DATA
— Start —

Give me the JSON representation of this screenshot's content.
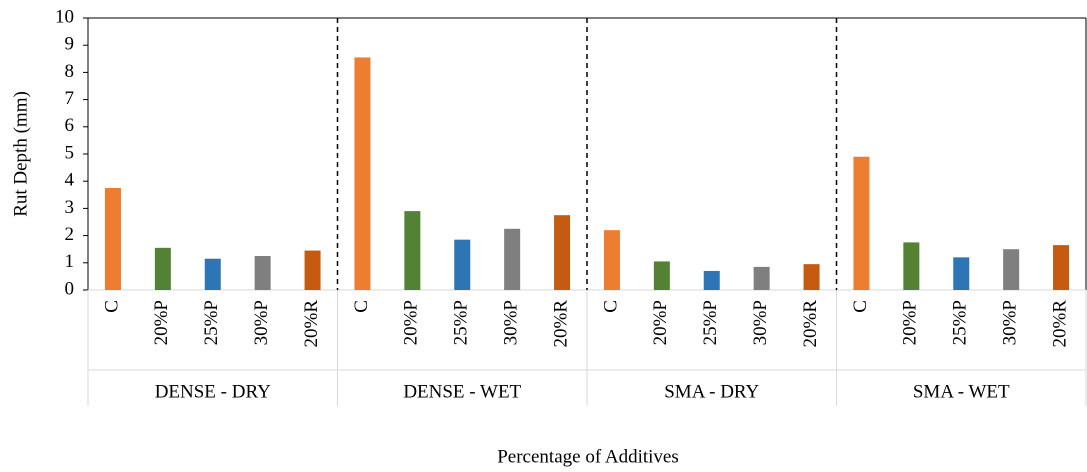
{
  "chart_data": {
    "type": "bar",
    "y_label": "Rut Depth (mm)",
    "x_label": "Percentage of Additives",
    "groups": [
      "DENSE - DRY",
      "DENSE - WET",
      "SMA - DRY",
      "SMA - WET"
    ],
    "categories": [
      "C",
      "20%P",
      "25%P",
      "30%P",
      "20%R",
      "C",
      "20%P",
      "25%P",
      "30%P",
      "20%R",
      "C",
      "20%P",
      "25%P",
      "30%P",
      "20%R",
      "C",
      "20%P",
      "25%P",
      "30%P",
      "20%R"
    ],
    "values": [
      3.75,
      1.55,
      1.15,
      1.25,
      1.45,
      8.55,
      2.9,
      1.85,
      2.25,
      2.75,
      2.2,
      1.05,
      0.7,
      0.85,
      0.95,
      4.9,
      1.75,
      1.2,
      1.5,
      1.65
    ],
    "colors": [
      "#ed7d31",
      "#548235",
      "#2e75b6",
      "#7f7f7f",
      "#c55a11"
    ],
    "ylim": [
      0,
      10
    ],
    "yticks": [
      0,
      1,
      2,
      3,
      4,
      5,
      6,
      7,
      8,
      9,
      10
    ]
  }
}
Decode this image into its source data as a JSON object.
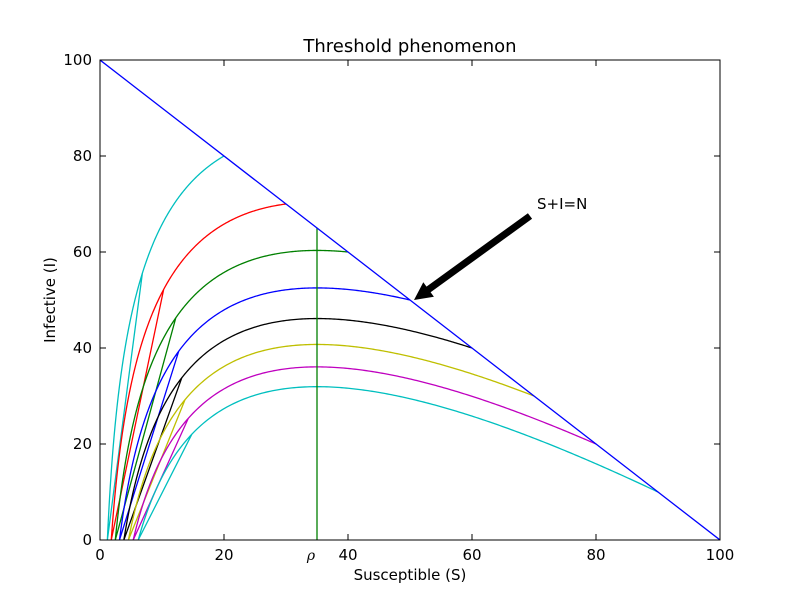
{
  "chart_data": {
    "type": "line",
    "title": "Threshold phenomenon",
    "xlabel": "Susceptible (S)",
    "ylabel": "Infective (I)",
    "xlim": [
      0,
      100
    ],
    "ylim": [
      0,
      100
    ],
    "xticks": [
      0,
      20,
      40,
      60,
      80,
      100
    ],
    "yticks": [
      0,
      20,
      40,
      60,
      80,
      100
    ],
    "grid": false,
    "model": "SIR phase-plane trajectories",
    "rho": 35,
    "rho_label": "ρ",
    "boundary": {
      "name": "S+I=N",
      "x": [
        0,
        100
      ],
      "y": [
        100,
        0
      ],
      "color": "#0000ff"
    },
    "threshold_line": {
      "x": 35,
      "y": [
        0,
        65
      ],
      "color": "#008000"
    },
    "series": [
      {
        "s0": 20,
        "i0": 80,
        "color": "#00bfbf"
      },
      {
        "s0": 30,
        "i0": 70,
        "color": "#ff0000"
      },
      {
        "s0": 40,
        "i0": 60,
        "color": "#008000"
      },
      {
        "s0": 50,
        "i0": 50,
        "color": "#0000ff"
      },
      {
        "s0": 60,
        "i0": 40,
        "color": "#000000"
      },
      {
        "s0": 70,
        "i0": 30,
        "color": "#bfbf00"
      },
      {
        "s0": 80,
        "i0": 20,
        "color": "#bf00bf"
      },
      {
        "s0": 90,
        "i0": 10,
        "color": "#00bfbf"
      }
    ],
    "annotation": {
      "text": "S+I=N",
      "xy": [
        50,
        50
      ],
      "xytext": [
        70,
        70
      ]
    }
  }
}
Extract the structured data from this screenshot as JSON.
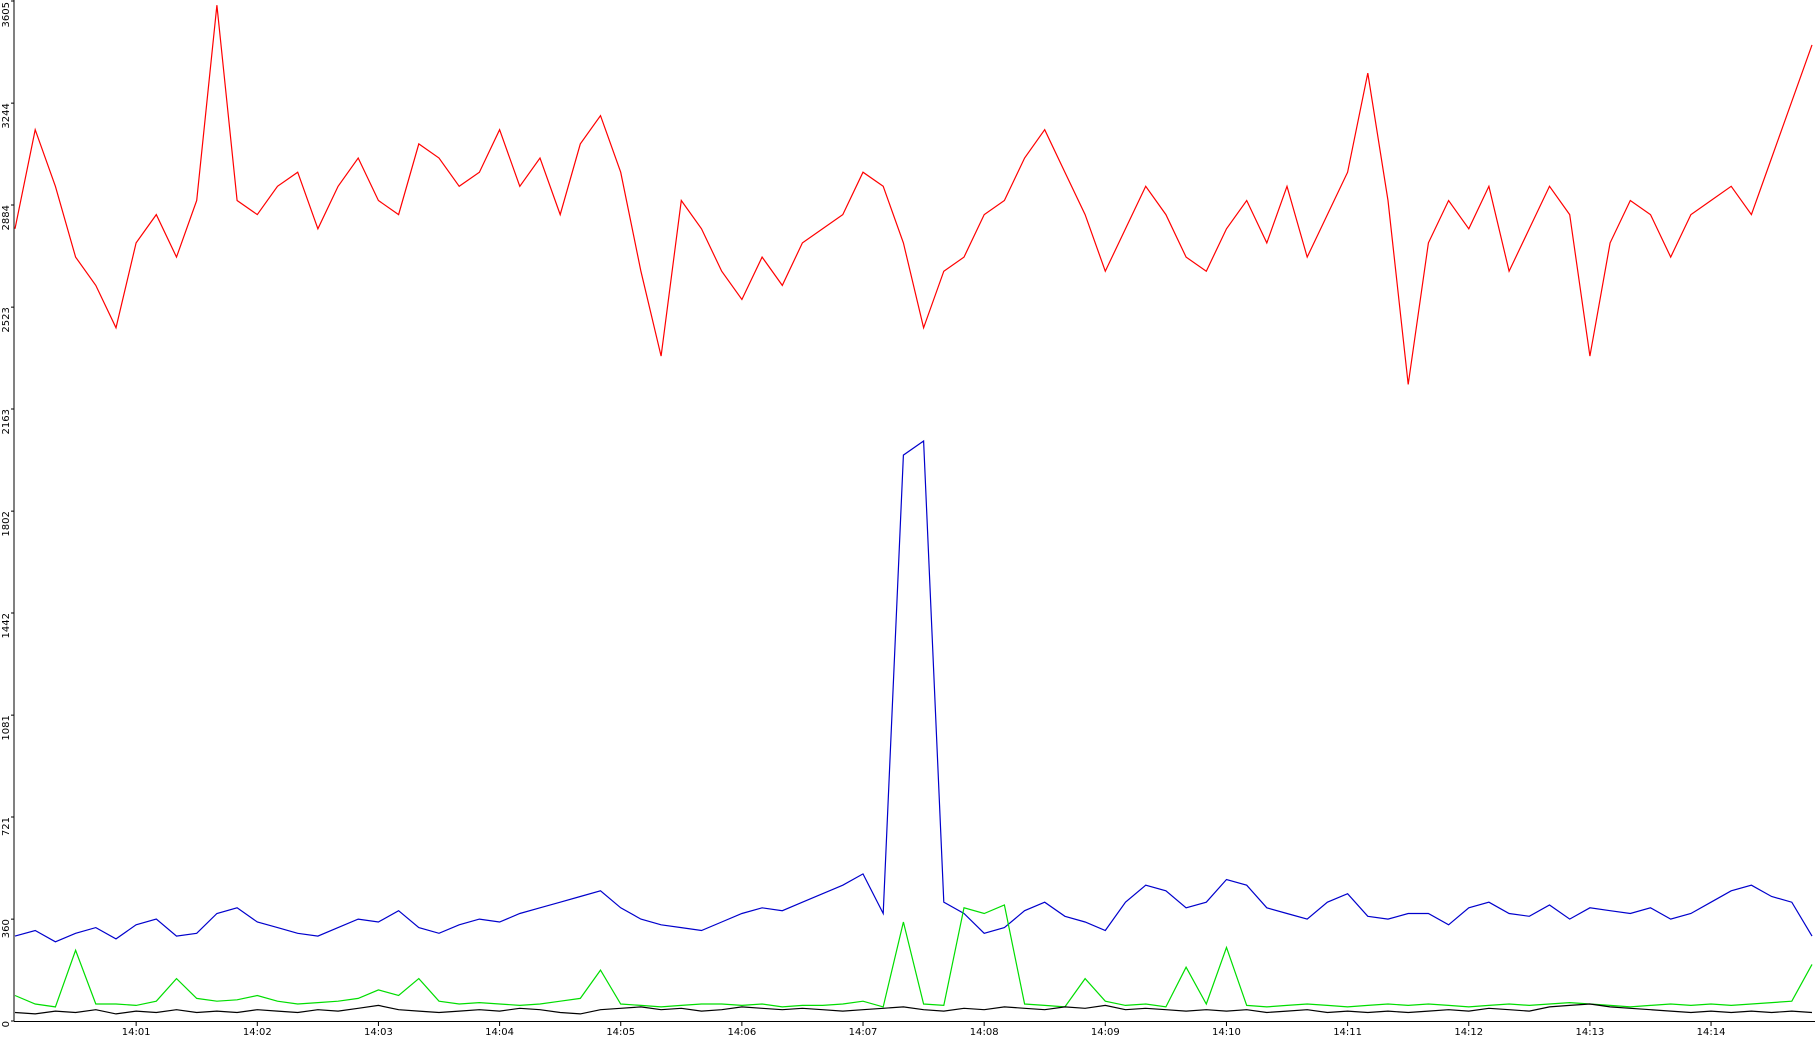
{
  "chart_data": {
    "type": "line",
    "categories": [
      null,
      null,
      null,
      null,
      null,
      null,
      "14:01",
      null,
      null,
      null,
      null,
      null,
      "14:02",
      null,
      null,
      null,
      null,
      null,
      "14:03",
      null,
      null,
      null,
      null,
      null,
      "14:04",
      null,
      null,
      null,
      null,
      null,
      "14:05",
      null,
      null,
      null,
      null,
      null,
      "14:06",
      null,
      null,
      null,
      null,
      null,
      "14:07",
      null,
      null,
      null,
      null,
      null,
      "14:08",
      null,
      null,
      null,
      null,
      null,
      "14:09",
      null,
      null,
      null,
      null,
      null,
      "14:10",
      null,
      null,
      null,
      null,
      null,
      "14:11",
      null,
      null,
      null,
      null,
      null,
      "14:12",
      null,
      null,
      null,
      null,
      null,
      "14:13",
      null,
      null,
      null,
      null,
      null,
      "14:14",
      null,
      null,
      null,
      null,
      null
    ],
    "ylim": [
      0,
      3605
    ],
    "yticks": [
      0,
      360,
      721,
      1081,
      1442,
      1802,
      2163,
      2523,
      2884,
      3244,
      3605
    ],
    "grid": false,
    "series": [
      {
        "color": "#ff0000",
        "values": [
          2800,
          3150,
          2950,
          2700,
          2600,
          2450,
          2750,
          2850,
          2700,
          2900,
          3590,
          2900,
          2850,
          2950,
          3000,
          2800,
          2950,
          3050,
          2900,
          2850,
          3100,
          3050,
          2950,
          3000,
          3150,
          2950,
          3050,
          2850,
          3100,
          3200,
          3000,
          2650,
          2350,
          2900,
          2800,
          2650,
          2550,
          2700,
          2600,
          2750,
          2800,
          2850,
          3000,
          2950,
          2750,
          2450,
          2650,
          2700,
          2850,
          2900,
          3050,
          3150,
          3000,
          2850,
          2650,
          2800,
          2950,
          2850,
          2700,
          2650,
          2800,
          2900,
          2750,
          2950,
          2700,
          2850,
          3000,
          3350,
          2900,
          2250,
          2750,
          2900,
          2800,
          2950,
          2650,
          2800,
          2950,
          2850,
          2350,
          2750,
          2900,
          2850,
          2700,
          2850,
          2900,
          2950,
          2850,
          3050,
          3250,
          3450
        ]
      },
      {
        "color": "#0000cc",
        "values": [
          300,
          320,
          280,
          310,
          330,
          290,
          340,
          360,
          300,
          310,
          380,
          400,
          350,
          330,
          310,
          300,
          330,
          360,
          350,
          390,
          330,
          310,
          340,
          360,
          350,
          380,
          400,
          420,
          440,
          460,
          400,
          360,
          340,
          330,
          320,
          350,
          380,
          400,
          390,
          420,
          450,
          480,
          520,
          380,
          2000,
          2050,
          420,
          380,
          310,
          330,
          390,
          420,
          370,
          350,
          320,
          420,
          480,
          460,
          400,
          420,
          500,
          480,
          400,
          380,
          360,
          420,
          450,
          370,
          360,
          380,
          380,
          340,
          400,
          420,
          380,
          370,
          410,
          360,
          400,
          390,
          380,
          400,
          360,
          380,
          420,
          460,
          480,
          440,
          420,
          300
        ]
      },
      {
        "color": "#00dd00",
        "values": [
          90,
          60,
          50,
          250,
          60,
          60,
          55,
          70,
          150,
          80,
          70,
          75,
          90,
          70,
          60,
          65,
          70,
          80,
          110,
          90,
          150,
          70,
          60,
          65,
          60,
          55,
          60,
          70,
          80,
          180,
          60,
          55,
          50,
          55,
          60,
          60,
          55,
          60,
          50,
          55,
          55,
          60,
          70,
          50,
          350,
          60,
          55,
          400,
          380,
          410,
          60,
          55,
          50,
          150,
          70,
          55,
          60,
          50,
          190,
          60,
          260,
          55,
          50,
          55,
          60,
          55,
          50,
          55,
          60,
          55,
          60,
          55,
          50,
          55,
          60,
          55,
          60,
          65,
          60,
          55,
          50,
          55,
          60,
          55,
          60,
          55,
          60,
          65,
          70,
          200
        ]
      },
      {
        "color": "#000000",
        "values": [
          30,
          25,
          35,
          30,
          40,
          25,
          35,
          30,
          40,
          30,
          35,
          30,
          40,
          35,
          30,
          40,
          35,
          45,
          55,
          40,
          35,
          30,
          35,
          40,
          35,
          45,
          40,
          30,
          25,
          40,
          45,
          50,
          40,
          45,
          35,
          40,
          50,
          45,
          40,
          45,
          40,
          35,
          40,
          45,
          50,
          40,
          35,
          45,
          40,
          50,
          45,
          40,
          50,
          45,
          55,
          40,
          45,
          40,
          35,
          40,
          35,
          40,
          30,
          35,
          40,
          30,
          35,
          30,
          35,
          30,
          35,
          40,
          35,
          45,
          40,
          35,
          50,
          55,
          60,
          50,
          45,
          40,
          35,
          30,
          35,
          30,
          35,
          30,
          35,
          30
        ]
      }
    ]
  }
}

— End —

PROBLEM REQUIREMENTS
Extract, from the material above, each line holding the word "JSON".

TASK RESPONSE
Give me the JSON representation of this screenshot's content.
Decode this image into its source data as a JSON object.
Extract the structured data from this screenshot as JSON.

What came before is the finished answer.